**SHORT EXERCISE**
Return the number of lines in which the word "Curve" appears; add nothing else.

**DATA PROVIDED**
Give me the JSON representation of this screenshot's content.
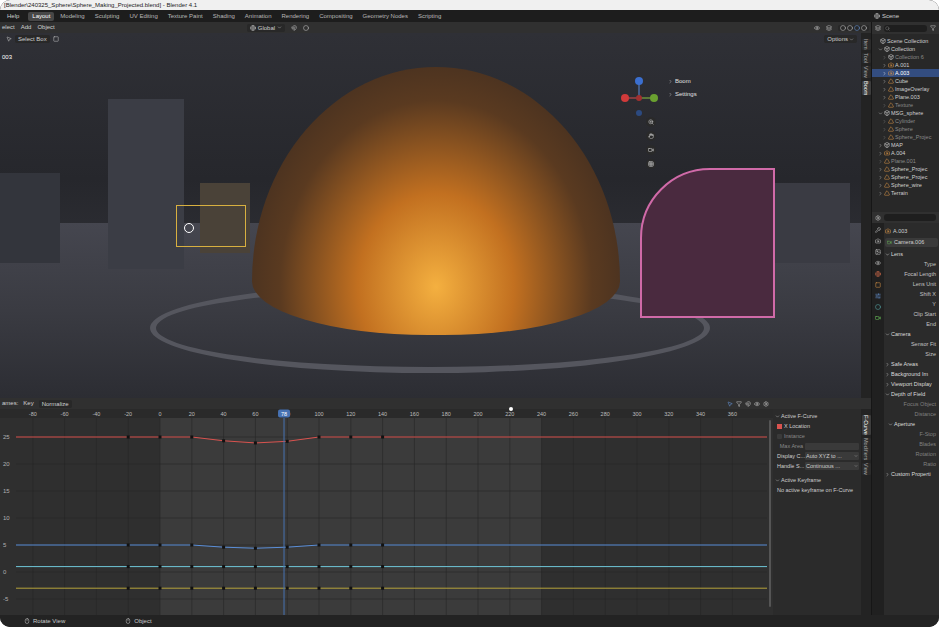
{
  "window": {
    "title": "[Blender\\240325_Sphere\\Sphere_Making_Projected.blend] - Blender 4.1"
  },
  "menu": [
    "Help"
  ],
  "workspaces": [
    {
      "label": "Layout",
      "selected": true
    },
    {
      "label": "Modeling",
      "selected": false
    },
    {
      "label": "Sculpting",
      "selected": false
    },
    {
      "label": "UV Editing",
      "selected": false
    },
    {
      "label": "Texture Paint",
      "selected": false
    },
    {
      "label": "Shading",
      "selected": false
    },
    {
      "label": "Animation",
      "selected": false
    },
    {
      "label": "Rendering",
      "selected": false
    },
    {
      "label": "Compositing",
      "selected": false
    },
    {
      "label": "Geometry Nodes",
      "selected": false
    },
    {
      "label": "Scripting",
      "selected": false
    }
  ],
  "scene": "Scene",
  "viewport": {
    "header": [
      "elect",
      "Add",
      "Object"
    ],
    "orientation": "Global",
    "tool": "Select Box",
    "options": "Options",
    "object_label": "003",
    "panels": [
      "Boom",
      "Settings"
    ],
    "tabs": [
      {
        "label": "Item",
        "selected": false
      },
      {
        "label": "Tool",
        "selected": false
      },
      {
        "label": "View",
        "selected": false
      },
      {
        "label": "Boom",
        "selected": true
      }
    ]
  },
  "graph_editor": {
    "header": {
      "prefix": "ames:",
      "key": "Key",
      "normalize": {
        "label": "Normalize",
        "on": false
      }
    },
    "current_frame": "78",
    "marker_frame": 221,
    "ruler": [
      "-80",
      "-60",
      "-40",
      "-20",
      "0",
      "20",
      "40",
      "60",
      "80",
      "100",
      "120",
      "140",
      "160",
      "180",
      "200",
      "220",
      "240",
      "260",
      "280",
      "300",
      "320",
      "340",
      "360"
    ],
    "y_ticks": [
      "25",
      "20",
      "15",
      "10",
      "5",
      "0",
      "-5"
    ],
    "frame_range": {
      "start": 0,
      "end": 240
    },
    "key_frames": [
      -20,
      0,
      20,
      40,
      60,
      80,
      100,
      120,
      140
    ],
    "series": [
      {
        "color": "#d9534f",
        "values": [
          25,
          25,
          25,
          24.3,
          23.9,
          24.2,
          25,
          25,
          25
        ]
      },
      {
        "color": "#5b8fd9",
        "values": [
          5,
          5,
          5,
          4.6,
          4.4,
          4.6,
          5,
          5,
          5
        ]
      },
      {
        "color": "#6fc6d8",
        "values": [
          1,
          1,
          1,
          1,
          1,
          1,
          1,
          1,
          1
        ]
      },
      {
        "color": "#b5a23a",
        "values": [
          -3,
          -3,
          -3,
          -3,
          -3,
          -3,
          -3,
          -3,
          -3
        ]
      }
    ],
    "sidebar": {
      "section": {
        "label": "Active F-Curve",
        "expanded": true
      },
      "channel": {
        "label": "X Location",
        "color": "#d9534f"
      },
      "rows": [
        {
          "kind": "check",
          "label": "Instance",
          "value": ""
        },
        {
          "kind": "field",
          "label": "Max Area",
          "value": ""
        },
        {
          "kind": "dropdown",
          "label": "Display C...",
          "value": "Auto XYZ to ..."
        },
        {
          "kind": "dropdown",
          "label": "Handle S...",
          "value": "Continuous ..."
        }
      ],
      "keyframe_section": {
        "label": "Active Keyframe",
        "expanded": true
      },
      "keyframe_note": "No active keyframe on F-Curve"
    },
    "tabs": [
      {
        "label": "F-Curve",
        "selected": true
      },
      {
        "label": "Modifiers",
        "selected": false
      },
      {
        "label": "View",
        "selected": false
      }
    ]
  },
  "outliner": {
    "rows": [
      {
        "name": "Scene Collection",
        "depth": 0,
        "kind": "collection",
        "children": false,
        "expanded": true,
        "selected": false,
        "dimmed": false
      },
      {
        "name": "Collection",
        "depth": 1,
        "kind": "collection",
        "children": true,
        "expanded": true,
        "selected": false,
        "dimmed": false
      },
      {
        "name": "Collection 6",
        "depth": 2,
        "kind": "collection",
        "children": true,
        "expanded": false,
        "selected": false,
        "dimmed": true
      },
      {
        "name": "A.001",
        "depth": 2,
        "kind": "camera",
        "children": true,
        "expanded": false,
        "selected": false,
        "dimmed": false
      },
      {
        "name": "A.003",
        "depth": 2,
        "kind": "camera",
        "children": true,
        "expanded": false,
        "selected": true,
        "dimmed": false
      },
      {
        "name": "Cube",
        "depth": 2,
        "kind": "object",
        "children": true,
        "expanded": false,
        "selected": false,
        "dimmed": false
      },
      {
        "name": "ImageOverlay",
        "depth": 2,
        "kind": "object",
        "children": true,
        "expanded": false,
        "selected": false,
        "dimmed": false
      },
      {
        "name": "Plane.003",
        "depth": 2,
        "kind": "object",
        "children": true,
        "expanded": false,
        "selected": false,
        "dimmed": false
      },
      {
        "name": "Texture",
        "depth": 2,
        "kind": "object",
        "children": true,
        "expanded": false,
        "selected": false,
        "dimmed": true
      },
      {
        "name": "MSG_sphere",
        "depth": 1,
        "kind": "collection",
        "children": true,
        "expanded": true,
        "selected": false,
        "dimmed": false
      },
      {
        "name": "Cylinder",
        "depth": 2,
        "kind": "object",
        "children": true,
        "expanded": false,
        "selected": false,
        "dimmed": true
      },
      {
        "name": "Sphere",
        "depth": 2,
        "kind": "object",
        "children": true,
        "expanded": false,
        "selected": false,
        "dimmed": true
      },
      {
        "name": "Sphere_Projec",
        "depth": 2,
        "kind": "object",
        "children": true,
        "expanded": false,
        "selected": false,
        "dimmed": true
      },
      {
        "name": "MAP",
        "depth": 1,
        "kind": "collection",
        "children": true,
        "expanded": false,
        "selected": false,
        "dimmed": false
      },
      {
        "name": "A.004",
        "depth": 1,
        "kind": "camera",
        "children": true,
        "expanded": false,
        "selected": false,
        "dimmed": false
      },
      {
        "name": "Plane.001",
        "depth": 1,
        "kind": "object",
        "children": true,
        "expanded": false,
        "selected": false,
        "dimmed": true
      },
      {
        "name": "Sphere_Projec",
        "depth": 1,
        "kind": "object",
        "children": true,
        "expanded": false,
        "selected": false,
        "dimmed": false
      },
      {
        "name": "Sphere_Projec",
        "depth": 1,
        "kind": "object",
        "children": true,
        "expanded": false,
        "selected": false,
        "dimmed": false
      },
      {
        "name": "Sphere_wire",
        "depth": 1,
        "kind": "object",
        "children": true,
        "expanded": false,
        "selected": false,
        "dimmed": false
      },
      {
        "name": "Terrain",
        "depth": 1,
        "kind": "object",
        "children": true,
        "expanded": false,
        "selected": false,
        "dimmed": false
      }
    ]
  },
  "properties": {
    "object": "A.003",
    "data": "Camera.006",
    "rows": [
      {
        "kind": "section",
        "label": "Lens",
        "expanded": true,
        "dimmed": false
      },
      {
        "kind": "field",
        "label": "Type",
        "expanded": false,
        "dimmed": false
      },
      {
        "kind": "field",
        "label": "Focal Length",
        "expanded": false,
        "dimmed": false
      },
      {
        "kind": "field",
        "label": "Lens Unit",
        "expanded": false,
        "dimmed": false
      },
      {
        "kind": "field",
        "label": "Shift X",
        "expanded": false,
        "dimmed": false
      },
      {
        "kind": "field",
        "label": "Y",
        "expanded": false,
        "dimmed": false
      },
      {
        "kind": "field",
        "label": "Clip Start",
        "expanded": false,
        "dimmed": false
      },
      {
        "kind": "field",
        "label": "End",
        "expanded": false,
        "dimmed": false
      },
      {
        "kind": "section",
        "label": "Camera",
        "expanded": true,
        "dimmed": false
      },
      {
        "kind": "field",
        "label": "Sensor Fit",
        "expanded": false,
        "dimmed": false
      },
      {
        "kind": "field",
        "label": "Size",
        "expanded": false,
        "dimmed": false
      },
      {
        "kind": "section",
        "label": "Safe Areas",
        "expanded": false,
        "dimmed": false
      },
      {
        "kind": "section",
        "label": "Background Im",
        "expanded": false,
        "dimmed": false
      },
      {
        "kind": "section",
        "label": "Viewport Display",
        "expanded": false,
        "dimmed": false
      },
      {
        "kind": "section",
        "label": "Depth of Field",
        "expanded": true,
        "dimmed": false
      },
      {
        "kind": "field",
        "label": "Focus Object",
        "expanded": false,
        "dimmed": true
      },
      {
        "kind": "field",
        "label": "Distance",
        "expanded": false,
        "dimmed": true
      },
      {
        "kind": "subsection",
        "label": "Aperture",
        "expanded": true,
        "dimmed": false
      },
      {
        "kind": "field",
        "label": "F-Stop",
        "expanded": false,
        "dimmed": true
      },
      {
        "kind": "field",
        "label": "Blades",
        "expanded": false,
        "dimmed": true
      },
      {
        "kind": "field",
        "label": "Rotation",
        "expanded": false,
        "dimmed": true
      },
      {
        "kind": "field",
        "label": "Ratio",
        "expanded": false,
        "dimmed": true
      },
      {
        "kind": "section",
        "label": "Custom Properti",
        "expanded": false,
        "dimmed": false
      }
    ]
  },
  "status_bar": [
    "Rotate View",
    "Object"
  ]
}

**COMPLETE OUTPUT**
3